_Set task_
Can you update the passage on lexemes from "A lexeme belongs" to "a given sentence." by replacing "inflectional paradigm" with "inflection table" and give that stretch back?

Jump to: navigation, search

A lexeme is an abstract entity that maps a morphosyntactic word to a wordsense set.

Word Lemmatisation Task.




  • (Wikipedia, 2015) ⇒ http://en.wikipedia.org/wiki/lexeme Retrieved:2015-4-10.
    • A 'lexeme () is a unit of lexical meaning that exists regardless of the number of inflectional endings it may have or the number of words it may contain. It is a basic unit of meaning, and the headwords of a dictionary are all lexemes. [1] Put more technically, a lexeme is an abstract unit of morphological analysis in linguistics, that roughly corresponds to a set of forms taken by a single word. For example, in the English language, run, runs, ran and running are forms of the same lexeme, conventionally written as RUN. [2] A related concept is the lemma (or citation form), which is a particular form of a lexeme that is chosen by convention to represent a canonical form of a lexeme. Lemmas are used in dictionaries as the headwords, and other forms of a lexeme are often listed later in the entry if they are not common conjugations of that word.

      A lexeme belongs to a particular syntactic category, has a certain meaning (semantic value), and in inflecting languages, has a corresponding inflectional paradigm; that is, a lexeme in many languages will have many different forms. For example, the lexeme RUN has a present third person singular form runs, a present non-third-person singular form run (which also functions as the past participle and non-finite form), a past form ran, and a present participle running. (It does not include runner, runners, runnable, etc.) The use of the forms of a lexeme is governed by rules of grammar; in the case of English verbs such as RUN, these include subject-verb agreement and compound tense rules, which determine which form of a verb can be used in a given sentence.

      A lexicon consists of lexemes.

      In many formal theories of language, lexemes have subcategorization frames to account for the number and types of complements. They occur within sentences and other syntactic structures.

      The notion of a lexeme is very central to morphology, and thus, many other notions can be defined in terms of it. For example, the difference between inflection and derivation can be stated in terms of lexemes:

      • Inflectional rules relate a lexeme to its forms.
      • Derivational rules relate a lexeme to another lexeme.




  • http://folk.uio.no/hhasselg/terms.html
    • lexeme (lexeme): an item of vocabulary; a 'family' of words that are related to each other in that they are inflected forms of the same stem, and carry the same core meaning. E.g. draw, draws, drew, drawn, drawing are all instances of the same lexeme ('draw'). However, the noun drawing represents another lexeme (that can be realized by drawing, drawings). A lexeme is usually cited as the base form of a word; the citation form which is what is recorded in dictionaries. See also word.


  • http://www.phon.ucl.ac.uk/home/dick/enc/words.htm Encyclopedia of English Grammar and Word Grammar
    • A 'dictionary-word', which may comprise several different inflections; e.g. DOG is the lexeme which covers both dog and dogs. Where there is no inflectional variation (e.g. for prepositions, adverbs and the like) it makes no difference whether you write them as lexemes (e.g. OF) or as simple word-forms (e.g. of).

_Given data_
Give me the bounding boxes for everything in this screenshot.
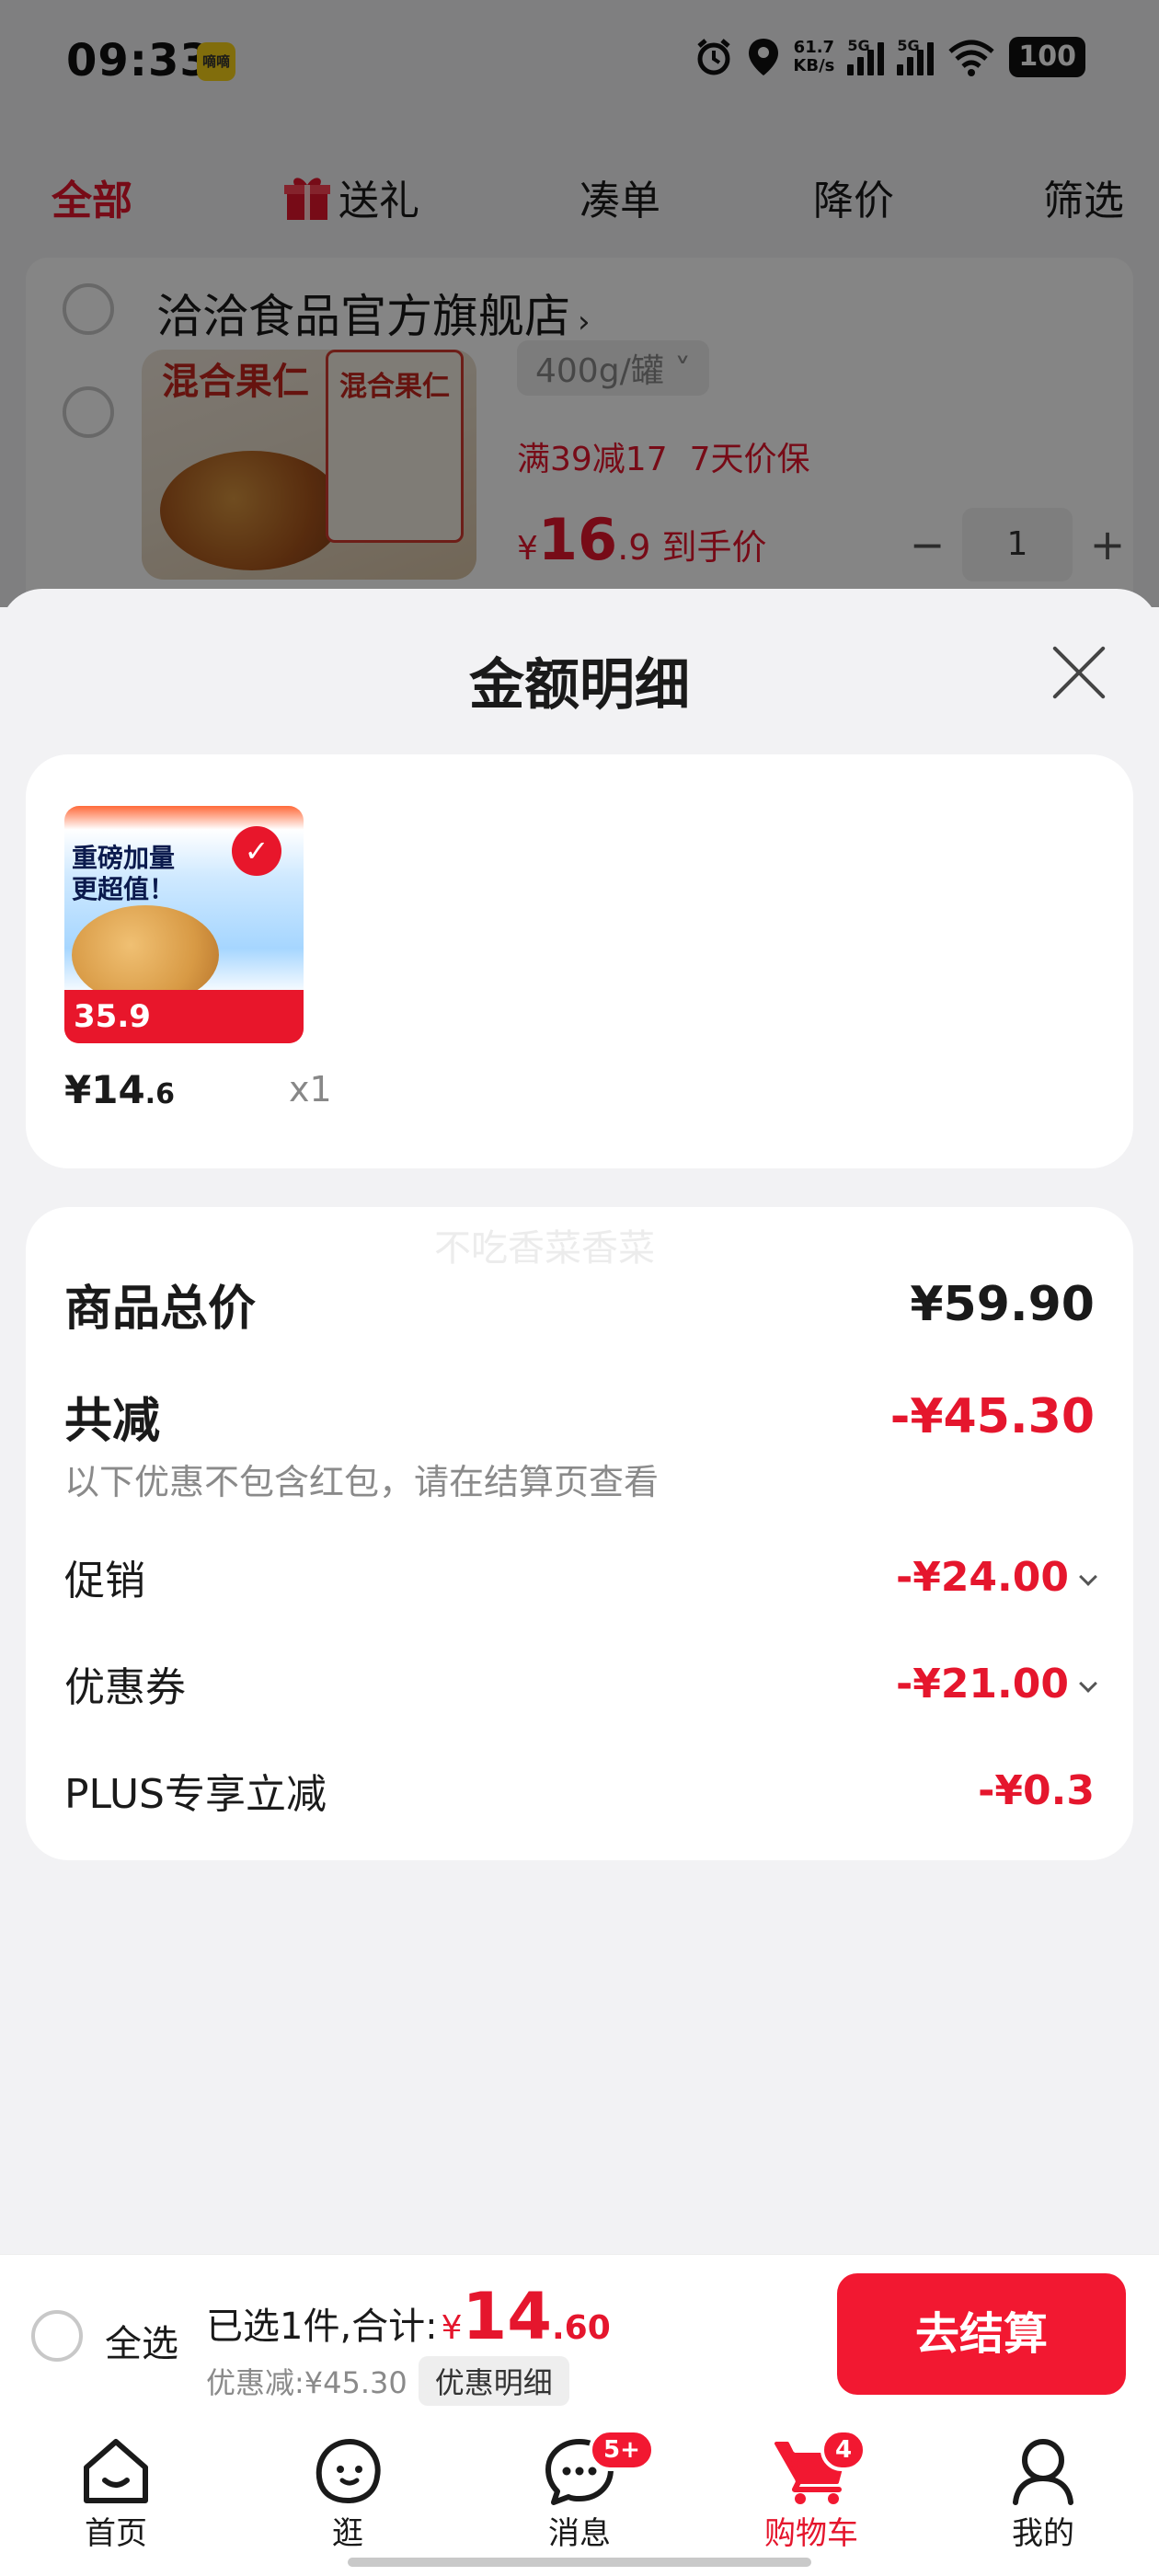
goods-thumbnail[interactable]: 重磅加量 更超值！ ✓ 35.9 — [64, 806, 304, 1043]
total-price-row: 商品总价 ¥59.90 — [64, 1276, 1095, 1338]
chevron-down-icon — [1079, 1567, 1097, 1586]
goods-price: ¥14.6 — [64, 1067, 175, 1112]
modal-overlay[interactable] — [0, 0, 1159, 607]
check-icon: ✓ — [232, 826, 281, 876]
amount-detail-card: 不吃香菜香菜 商品总价 ¥59.90 共减 -¥45.30 以下优惠不包含红包，… — [26, 1207, 1133, 1860]
watermark: 不吃香菜香菜 — [434, 1227, 655, 1270]
discount-note: 以下优惠不包含红包，请在结算页查看 — [64, 1462, 660, 1502]
home-icon — [84, 2439, 148, 2503]
select-all-radio[interactable] — [31, 2310, 83, 2362]
checkout-summary: 已选1件,合计: ¥14.60 优惠减:¥45.30 优惠明细 — [206, 2279, 611, 2406]
price-detail-sheet: 金额明细 重磅加量 更超值！ ✓ 35.9 ¥14.6 x1 不吃香菜香菜 商品总… — [0, 589, 1159, 2254]
tab-messages[interactable]: 消息 5+ — [497, 2429, 662, 2553]
home-indicator[interactable] — [348, 2558, 811, 2567]
sheet-title: 金额明细 — [469, 653, 690, 718]
profile-icon — [1013, 2439, 1073, 2505]
saved-amount: 优惠减:¥45.30 — [206, 2365, 407, 2400]
messages-badge: 5+ — [589, 2429, 655, 2471]
tab-browse[interactable]: 逛 — [265, 2436, 430, 2553]
total-discount-row: 共减 -¥45.30 — [64, 1388, 1095, 1450]
chevron-down-icon — [1079, 1673, 1097, 1693]
discount-detail-button[interactable]: 优惠明细 — [418, 2356, 569, 2406]
goods-quantity: x1 — [289, 1069, 332, 1110]
coupon-row[interactable]: 优惠券 -¥21.00 — [64, 1654, 1097, 1713]
bottom-tab-bar: 首页 逛 消息 5+ 购物车 4 我的 — [0, 2414, 1159, 2576]
selected-goods-card: 重磅加量 更超值！ ✓ 35.9 ¥14.6 x1 — [26, 754, 1133, 1168]
tab-me[interactable]: 我的 — [960, 2436, 1126, 2553]
tab-home[interactable]: 首页 — [33, 2436, 199, 2553]
plus-discount-row: PLUS专享立减 -¥0.3 — [64, 1766, 1095, 1819]
browse-icon — [316, 2438, 381, 2504]
checkout-bar: 全选 已选1件,合计: ¥14.60 优惠减:¥45.30 优惠明细 去结算 — [0, 2254, 1159, 2414]
checkout-button[interactable]: 去结算 — [837, 2273, 1126, 2395]
tab-cart[interactable]: 购物车 4 — [729, 2429, 894, 2553]
close-icon[interactable] — [1049, 642, 1109, 703]
select-all-label[interactable]: 全选 — [105, 2314, 178, 2367]
cart-badge: 4 — [820, 2429, 867, 2471]
promotion-row[interactable]: 促销 -¥24.00 — [64, 1547, 1097, 1606]
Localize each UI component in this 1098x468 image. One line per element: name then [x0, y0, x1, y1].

_Solution to the problem_
A lexeme belongs to a particular syntactic category, has a certain meaning (semantic value), and in inflecting languages, has a corresponding inflection table; that is, a lexeme in many languages will have many different forms. For example, the lexeme RUN has a present third person singular form runs, a present non-third-person singular form run (which also functions as the past participle and non-finite form), a past form ran, and a present participle running. (It does not include runner, runners, runnable, etc.) The use of the forms of a lexeme is governed by rules of grammar; in the case of English verbs such as RUN, these include subject-verb agreement and compound tense rules, which determine which form of a verb can be used in a given sentence.